## Required task:
Copy out every line in the entries below that includes "Mathematical".

****************************************

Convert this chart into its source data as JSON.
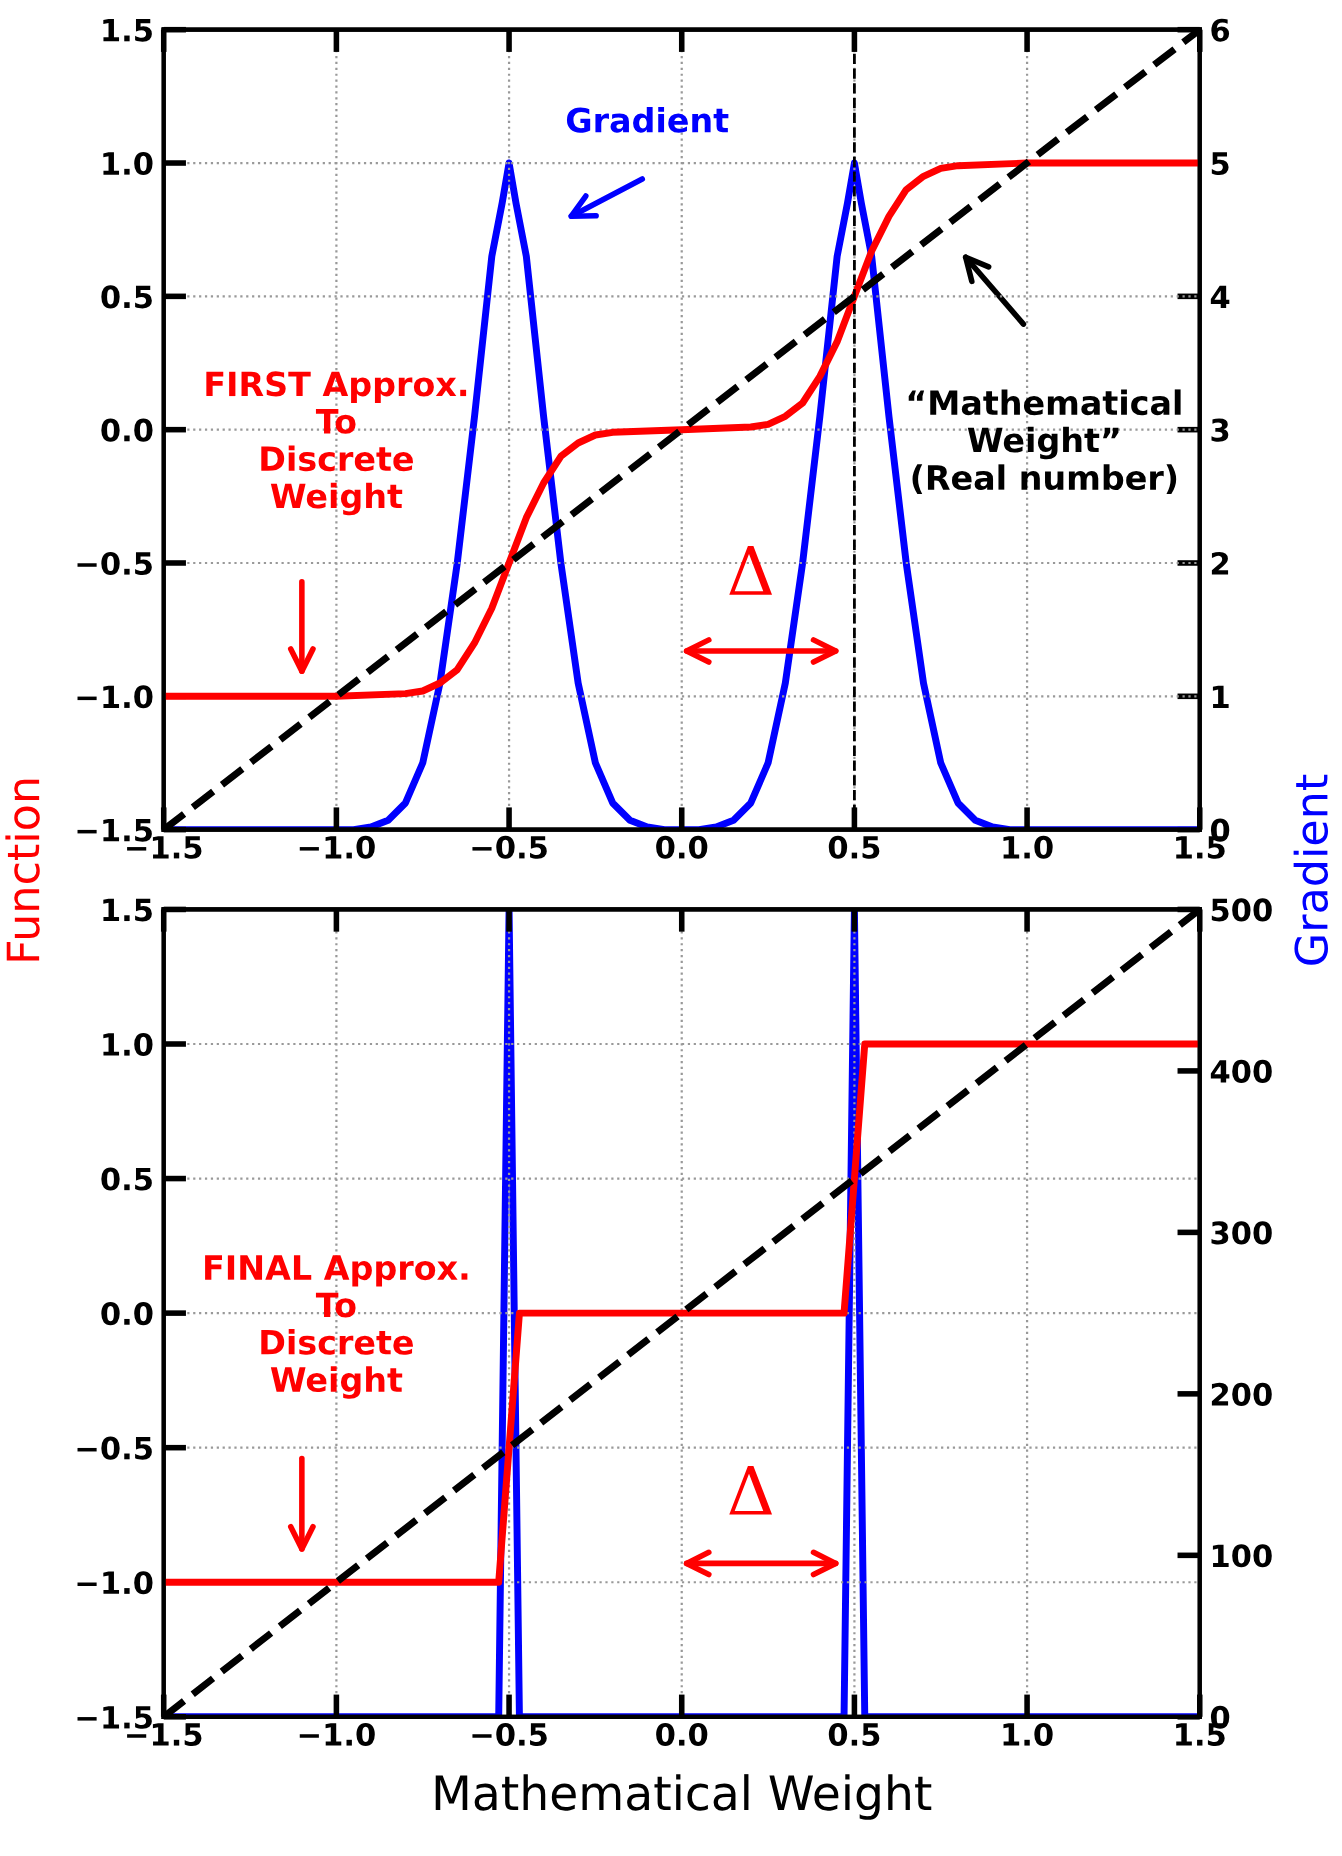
{
  "chart_data": [
    {
      "type": "line",
      "xlim": [
        -1.5,
        1.5
      ],
      "xticks": [
        -1.5,
        {
          "value": -1,
          "label": "−1.0"
        },
        -0.5,
        {
          "value": 0,
          "label": "0.0"
        },
        0.5,
        {
          "value": 1,
          "label": "1.0"
        },
        1.5
      ],
      "ylim": [
        -1.5,
        1.5
      ],
      "yticks": [
        -1.5,
        {
          "value": -1,
          "label": "−1.0"
        },
        -0.5,
        {
          "value": 0,
          "label": "0.0"
        },
        0.5,
        {
          "value": 1,
          "label": "1.0"
        },
        1.5
      ],
      "y2lim": [
        0,
        6
      ],
      "y2ticks": [
        0,
        1,
        2,
        3,
        4,
        5,
        6
      ],
      "ylabel": "Function",
      "y2label": "Gradient",
      "grid": true,
      "ref_lines": [
        {
          "axis": "x",
          "value": 0.5,
          "color": "#000000",
          "line_style": "dashed"
        }
      ],
      "annotations": [
        "Gradient",
        "FIRST Approx.\nTo\nDiscrete\nWeight",
        "“Mathematical\nWeight”\n(Real number)",
        "Δ"
      ],
      "series": [
        {
          "color": "#ff0000",
          "x": [
            -1.5,
            -1.0,
            -0.8,
            -0.75,
            -0.7,
            -0.65,
            -0.6,
            -0.55,
            -0.5,
            -0.45,
            -0.4,
            -0.35,
            -0.3,
            -0.25,
            -0.2,
            0.0,
            0.2,
            0.25,
            0.3,
            0.35,
            0.4,
            0.45,
            0.5,
            0.55,
            0.6,
            0.65,
            0.7,
            0.75,
            0.8,
            1.0,
            1.5
          ],
          "values": [
            -1.0,
            -1.0,
            -0.99,
            -0.98,
            -0.95,
            -0.9,
            -0.8,
            -0.67,
            -0.5,
            -0.33,
            -0.2,
            -0.1,
            -0.05,
            -0.02,
            -0.01,
            0.0,
            0.01,
            0.02,
            0.05,
            0.1,
            0.2,
            0.33,
            0.5,
            0.67,
            0.8,
            0.9,
            0.95,
            0.98,
            0.99,
            1.0,
            1.0
          ]
        },
        {
          "color": "#0000ff",
          "axis": "y2",
          "x": [
            -1.5,
            -0.95,
            -0.9,
            -0.85,
            -0.8,
            -0.75,
            -0.7,
            -0.65,
            -0.6,
            -0.55,
            -0.52,
            -0.5,
            -0.48,
            -0.45,
            -0.4,
            -0.35,
            -0.3,
            -0.25,
            -0.2,
            -0.15,
            -0.1,
            -0.05,
            0.0,
            0.05,
            0.1,
            0.15,
            0.2,
            0.25,
            0.3,
            0.35,
            0.4,
            0.45,
            0.48,
            0.5,
            0.52,
            0.55,
            0.6,
            0.65,
            0.7,
            0.75,
            0.8,
            0.85,
            0.9,
            0.95,
            1.5
          ],
          "values": [
            0.0,
            0.0,
            0.02,
            0.07,
            0.2,
            0.5,
            1.1,
            2.0,
            3.1,
            4.3,
            4.7,
            5.0,
            4.7,
            4.3,
            3.1,
            2.0,
            1.1,
            0.5,
            0.2,
            0.07,
            0.02,
            0.0,
            0.0,
            0.0,
            0.02,
            0.07,
            0.2,
            0.5,
            1.1,
            2.0,
            3.1,
            4.3,
            4.7,
            5.0,
            4.7,
            4.3,
            3.1,
            2.0,
            1.1,
            0.5,
            0.2,
            0.07,
            0.02,
            0.0,
            0.0
          ]
        },
        {
          "color": "#000000",
          "line_style": "dashed",
          "x": [
            -1.5,
            1.5
          ],
          "values": [
            -1.5,
            1.5
          ]
        }
      ]
    },
    {
      "type": "line",
      "xlim": [
        -1.5,
        1.5
      ],
      "xticks": [
        -1.5,
        {
          "value": -1,
          "label": "−1.0"
        },
        -0.5,
        {
          "value": 0,
          "label": "0.0"
        },
        0.5,
        {
          "value": 1,
          "label": "1.0"
        },
        1.5
      ],
      "ylim": [
        -1.5,
        1.5
      ],
      "yticks": [
        -1.5,
        {
          "value": -1,
          "label": "−1.0"
        },
        -0.5,
        {
          "value": 0,
          "label": "0.0"
        },
        0.5,
        {
          "value": 1,
          "label": "1.0"
        },
        1.5
      ],
      "y2lim": [
        0,
        500
      ],
      "y2ticks": [
        0,
        100,
        200,
        300,
        400,
        500
      ],
      "xlabel": "Mathematical Weight",
      "grid": true,
      "annotations": [
        "FINAL Approx.\nTo\nDiscrete\nWeight",
        "Δ"
      ],
      "series": [
        {
          "color": "#ff0000",
          "x": [
            -1.5,
            -0.53,
            -0.47,
            0.47,
            0.53,
            1.5
          ],
          "values": [
            -1.0,
            -1.0,
            0.0,
            0.0,
            1.0,
            1.0
          ]
        },
        {
          "color": "#0000ff",
          "axis": "y2",
          "x": [
            -1.5,
            -0.53,
            -0.5,
            -0.47,
            0.47,
            0.5,
            0.53,
            1.5
          ],
          "values": [
            0,
            0,
            500,
            0,
            0,
            500,
            0,
            0
          ]
        },
        {
          "color": "#000000",
          "line_style": "dashed",
          "x": [
            -1.5,
            1.5
          ],
          "values": [
            -1.5,
            1.5
          ]
        }
      ]
    }
  ]
}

****************************************

## Full solution:
        "“Mathematical\nWeight”\n(Real number)",
      "xlabel": "Mathematical Weight",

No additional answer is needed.